• _Instructions for the task_: Leave out the pictures and copy each record below exactly.

· · · · ·

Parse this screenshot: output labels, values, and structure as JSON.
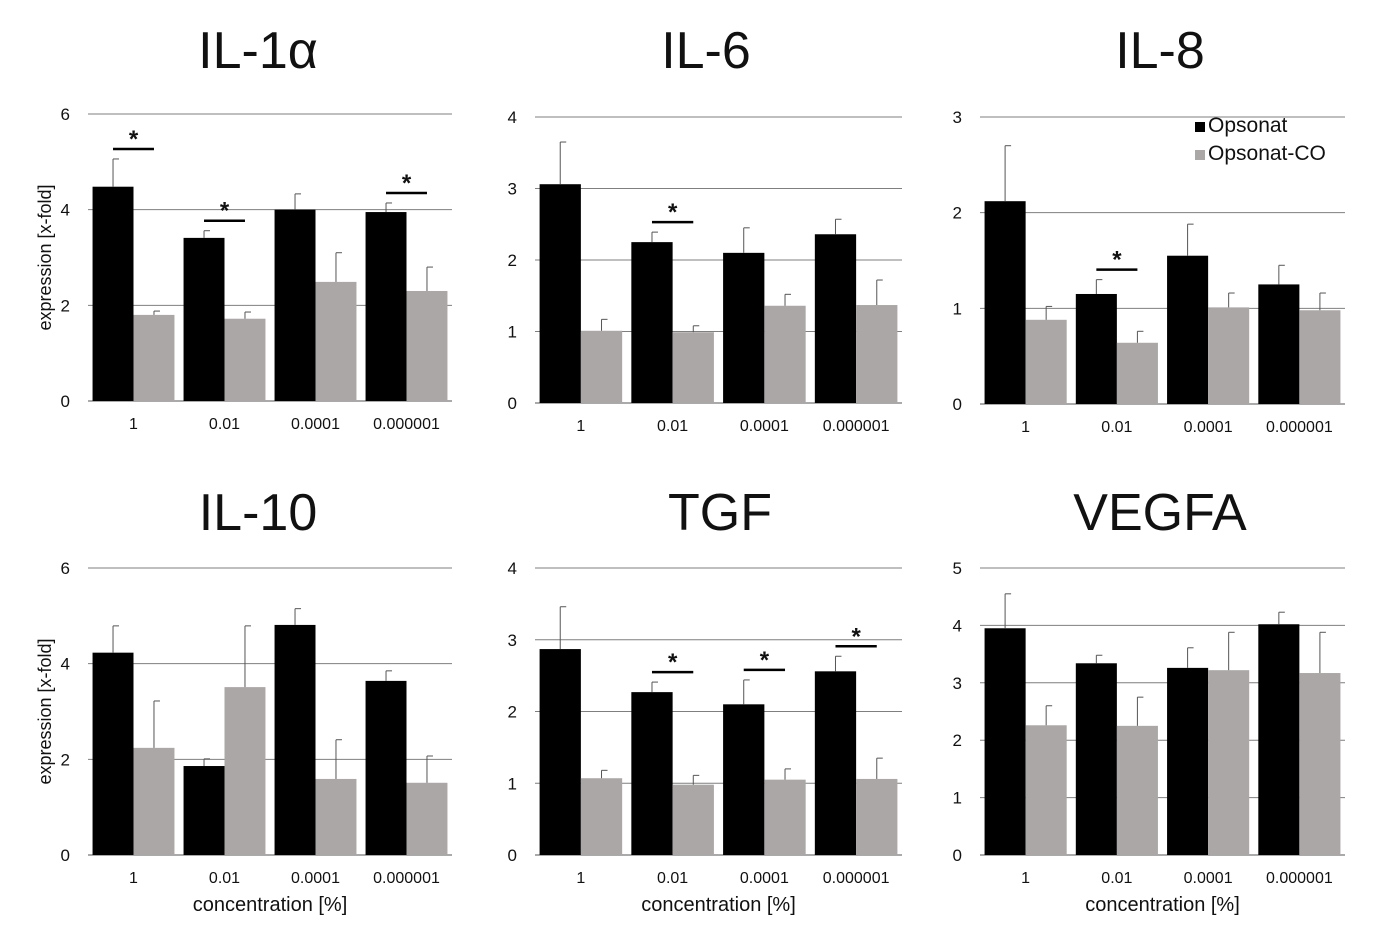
{
  "colors": {
    "series_1": "#000000",
    "series_2": "#aba7a6",
    "grid": "#7f7f7f"
  },
  "legend": {
    "placement": "top-right of IL-8 panel",
    "entries": [
      "Opsonat",
      "Opsonat-CO"
    ]
  },
  "chart_data": [
    {
      "type": "bar",
      "title": "IL-1α",
      "ylabel": "expression [x-fold]",
      "xlabel": "",
      "ylim": [
        0,
        6
      ],
      "yticks": [
        0,
        2,
        4,
        6
      ],
      "grid": true,
      "categories": [
        "1",
        "0.01",
        "0.0001",
        "0.000001"
      ],
      "series": [
        {
          "name": "Opsonat",
          "values": [
            4.48,
            3.41,
            4.0,
            3.95
          ],
          "error_upper": [
            5.06,
            3.56,
            4.33,
            4.14
          ]
        },
        {
          "name": "Opsonat-CO",
          "values": [
            1.8,
            1.72,
            2.49,
            2.3
          ],
          "error_upper": [
            1.88,
            1.86,
            3.1,
            2.8
          ]
        }
      ],
      "significance": [
        "*",
        "*",
        "",
        "*"
      ]
    },
    {
      "type": "bar",
      "title": "IL-6",
      "ylabel": "",
      "xlabel": "",
      "ylim": [
        0,
        4
      ],
      "yticks": [
        0,
        1,
        2,
        3,
        4
      ],
      "grid": true,
      "categories": [
        "1",
        "0.01",
        "0.0001",
        "0.000001"
      ],
      "series": [
        {
          "name": "Opsonat",
          "values": [
            3.06,
            2.25,
            2.1,
            2.36
          ],
          "error_upper": [
            3.65,
            2.39,
            2.45,
            2.57
          ]
        },
        {
          "name": "Opsonat-CO",
          "values": [
            1.01,
            0.99,
            1.36,
            1.37
          ],
          "error_upper": [
            1.17,
            1.08,
            1.52,
            1.72
          ]
        }
      ],
      "significance": [
        "",
        "*",
        "",
        ""
      ]
    },
    {
      "type": "bar",
      "title": "IL-8",
      "ylabel": "",
      "xlabel": "",
      "ylim": [
        0,
        3
      ],
      "yticks": [
        0,
        1,
        2,
        3
      ],
      "grid": true,
      "legend": true,
      "categories": [
        "1",
        "0.01",
        "0.0001",
        "0.000001"
      ],
      "series": [
        {
          "name": "Opsonat",
          "values": [
            2.12,
            1.15,
            1.55,
            1.25
          ],
          "error_upper": [
            2.7,
            1.3,
            1.88,
            1.45
          ]
        },
        {
          "name": "Opsonat-CO",
          "values": [
            0.88,
            0.64,
            1.01,
            0.98
          ],
          "error_upper": [
            1.02,
            0.76,
            1.16,
            1.16
          ]
        }
      ],
      "significance": [
        "",
        "*",
        "",
        ""
      ]
    },
    {
      "type": "bar",
      "title": "IL-10",
      "ylabel": "expression [x-fold]",
      "xlabel": "concentration [%]",
      "ylim": [
        0,
        6
      ],
      "yticks": [
        0,
        2,
        4,
        6
      ],
      "grid": true,
      "categories": [
        "1",
        "0.01",
        "0.0001",
        "0.000001"
      ],
      "series": [
        {
          "name": "Opsonat",
          "values": [
            4.23,
            1.86,
            4.81,
            3.64
          ],
          "error_upper": [
            4.79,
            2.01,
            5.15,
            3.85
          ]
        },
        {
          "name": "Opsonat-CO",
          "values": [
            2.24,
            3.51,
            1.59,
            1.51
          ],
          "error_upper": [
            3.22,
            4.79,
            2.41,
            2.07
          ]
        }
      ],
      "significance": [
        "",
        "",
        "",
        ""
      ]
    },
    {
      "type": "bar",
      "title": "TGF",
      "ylabel": "",
      "xlabel": "concentration [%]",
      "ylim": [
        0,
        4
      ],
      "yticks": [
        0,
        1,
        2,
        3,
        4
      ],
      "grid": true,
      "categories": [
        "1",
        "0.01",
        "0.0001",
        "0.000001"
      ],
      "series": [
        {
          "name": "Opsonat",
          "values": [
            2.87,
            2.27,
            2.1,
            2.56
          ],
          "error_upper": [
            3.46,
            2.41,
            2.44,
            2.77
          ]
        },
        {
          "name": "Opsonat-CO",
          "values": [
            1.07,
            0.98,
            1.05,
            1.06
          ],
          "error_upper": [
            1.18,
            1.11,
            1.2,
            1.35
          ]
        }
      ],
      "significance": [
        "",
        "*",
        "*",
        "*"
      ]
    },
    {
      "type": "bar",
      "title": "VEGFA",
      "ylabel": "",
      "xlabel": "concentration [%]",
      "ylim": [
        0,
        5
      ],
      "yticks": [
        0,
        1,
        2,
        3,
        4,
        5
      ],
      "grid": true,
      "categories": [
        "1",
        "0.01",
        "0.0001",
        "0.000001"
      ],
      "series": [
        {
          "name": "Opsonat",
          "values": [
            3.95,
            3.34,
            3.26,
            4.02
          ],
          "error_upper": [
            4.55,
            3.48,
            3.61,
            4.23
          ]
        },
        {
          "name": "Opsonat-CO",
          "values": [
            2.26,
            2.25,
            3.22,
            3.17
          ],
          "error_upper": [
            2.6,
            2.75,
            3.88,
            3.88
          ]
        }
      ],
      "significance": [
        "",
        "",
        "",
        ""
      ]
    }
  ]
}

· · · · ·

• _Problem solution_:
Parse this screenshot: output labels, values, and structure as JSON.
{
  "colors": {
    "series_1": "#000000",
    "series_2": "#aba7a6",
    "grid": "#7f7f7f"
  },
  "legend": {
    "placement": "top-right of IL-8 panel",
    "entries": [
      "Opsonat",
      "Opsonat-CO"
    ]
  },
  "chart_data": [
    {
      "type": "bar",
      "title": "IL-1α",
      "ylabel": "expression [x-fold]",
      "xlabel": "",
      "ylim": [
        0,
        6
      ],
      "yticks": [
        0,
        2,
        4,
        6
      ],
      "grid": true,
      "categories": [
        "1",
        "0.01",
        "0.0001",
        "0.000001"
      ],
      "series": [
        {
          "name": "Opsonat",
          "values": [
            4.48,
            3.41,
            4.0,
            3.95
          ],
          "error_upper": [
            5.06,
            3.56,
            4.33,
            4.14
          ]
        },
        {
          "name": "Opsonat-CO",
          "values": [
            1.8,
            1.72,
            2.49,
            2.3
          ],
          "error_upper": [
            1.88,
            1.86,
            3.1,
            2.8
          ]
        }
      ],
      "significance": [
        "*",
        "*",
        "",
        "*"
      ]
    },
    {
      "type": "bar",
      "title": "IL-6",
      "ylabel": "",
      "xlabel": "",
      "ylim": [
        0,
        4
      ],
      "yticks": [
        0,
        1,
        2,
        3,
        4
      ],
      "grid": true,
      "categories": [
        "1",
        "0.01",
        "0.0001",
        "0.000001"
      ],
      "series": [
        {
          "name": "Opsonat",
          "values": [
            3.06,
            2.25,
            2.1,
            2.36
          ],
          "error_upper": [
            3.65,
            2.39,
            2.45,
            2.57
          ]
        },
        {
          "name": "Opsonat-CO",
          "values": [
            1.01,
            0.99,
            1.36,
            1.37
          ],
          "error_upper": [
            1.17,
            1.08,
            1.52,
            1.72
          ]
        }
      ],
      "significance": [
        "",
        "*",
        "",
        ""
      ]
    },
    {
      "type": "bar",
      "title": "IL-8",
      "ylabel": "",
      "xlabel": "",
      "ylim": [
        0,
        3
      ],
      "yticks": [
        0,
        1,
        2,
        3
      ],
      "grid": true,
      "legend": true,
      "categories": [
        "1",
        "0.01",
        "0.0001",
        "0.000001"
      ],
      "series": [
        {
          "name": "Opsonat",
          "values": [
            2.12,
            1.15,
            1.55,
            1.25
          ],
          "error_upper": [
            2.7,
            1.3,
            1.88,
            1.45
          ]
        },
        {
          "name": "Opsonat-CO",
          "values": [
            0.88,
            0.64,
            1.01,
            0.98
          ],
          "error_upper": [
            1.02,
            0.76,
            1.16,
            1.16
          ]
        }
      ],
      "significance": [
        "",
        "*",
        "",
        ""
      ]
    },
    {
      "type": "bar",
      "title": "IL-10",
      "ylabel": "expression [x-fold]",
      "xlabel": "concentration [%]",
      "ylim": [
        0,
        6
      ],
      "yticks": [
        0,
        2,
        4,
        6
      ],
      "grid": true,
      "categories": [
        "1",
        "0.01",
        "0.0001",
        "0.000001"
      ],
      "series": [
        {
          "name": "Opsonat",
          "values": [
            4.23,
            1.86,
            4.81,
            3.64
          ],
          "error_upper": [
            4.79,
            2.01,
            5.15,
            3.85
          ]
        },
        {
          "name": "Opsonat-CO",
          "values": [
            2.24,
            3.51,
            1.59,
            1.51
          ],
          "error_upper": [
            3.22,
            4.79,
            2.41,
            2.07
          ]
        }
      ],
      "significance": [
        "",
        "",
        "",
        ""
      ]
    },
    {
      "type": "bar",
      "title": "TGF",
      "ylabel": "",
      "xlabel": "concentration [%]",
      "ylim": [
        0,
        4
      ],
      "yticks": [
        0,
        1,
        2,
        3,
        4
      ],
      "grid": true,
      "categories": [
        "1",
        "0.01",
        "0.0001",
        "0.000001"
      ],
      "series": [
        {
          "name": "Opsonat",
          "values": [
            2.87,
            2.27,
            2.1,
            2.56
          ],
          "error_upper": [
            3.46,
            2.41,
            2.44,
            2.77
          ]
        },
        {
          "name": "Opsonat-CO",
          "values": [
            1.07,
            0.98,
            1.05,
            1.06
          ],
          "error_upper": [
            1.18,
            1.11,
            1.2,
            1.35
          ]
        }
      ],
      "significance": [
        "",
        "*",
        "*",
        "*"
      ]
    },
    {
      "type": "bar",
      "title": "VEGFA",
      "ylabel": "",
      "xlabel": "concentration [%]",
      "ylim": [
        0,
        5
      ],
      "yticks": [
        0,
        1,
        2,
        3,
        4,
        5
      ],
      "grid": true,
      "categories": [
        "1",
        "0.01",
        "0.0001",
        "0.000001"
      ],
      "series": [
        {
          "name": "Opsonat",
          "values": [
            3.95,
            3.34,
            3.26,
            4.02
          ],
          "error_upper": [
            4.55,
            3.48,
            3.61,
            4.23
          ]
        },
        {
          "name": "Opsonat-CO",
          "values": [
            2.26,
            2.25,
            3.22,
            3.17
          ],
          "error_upper": [
            2.6,
            2.75,
            3.88,
            3.88
          ]
        }
      ],
      "significance": [
        "",
        "",
        "",
        ""
      ]
    }
  ]
}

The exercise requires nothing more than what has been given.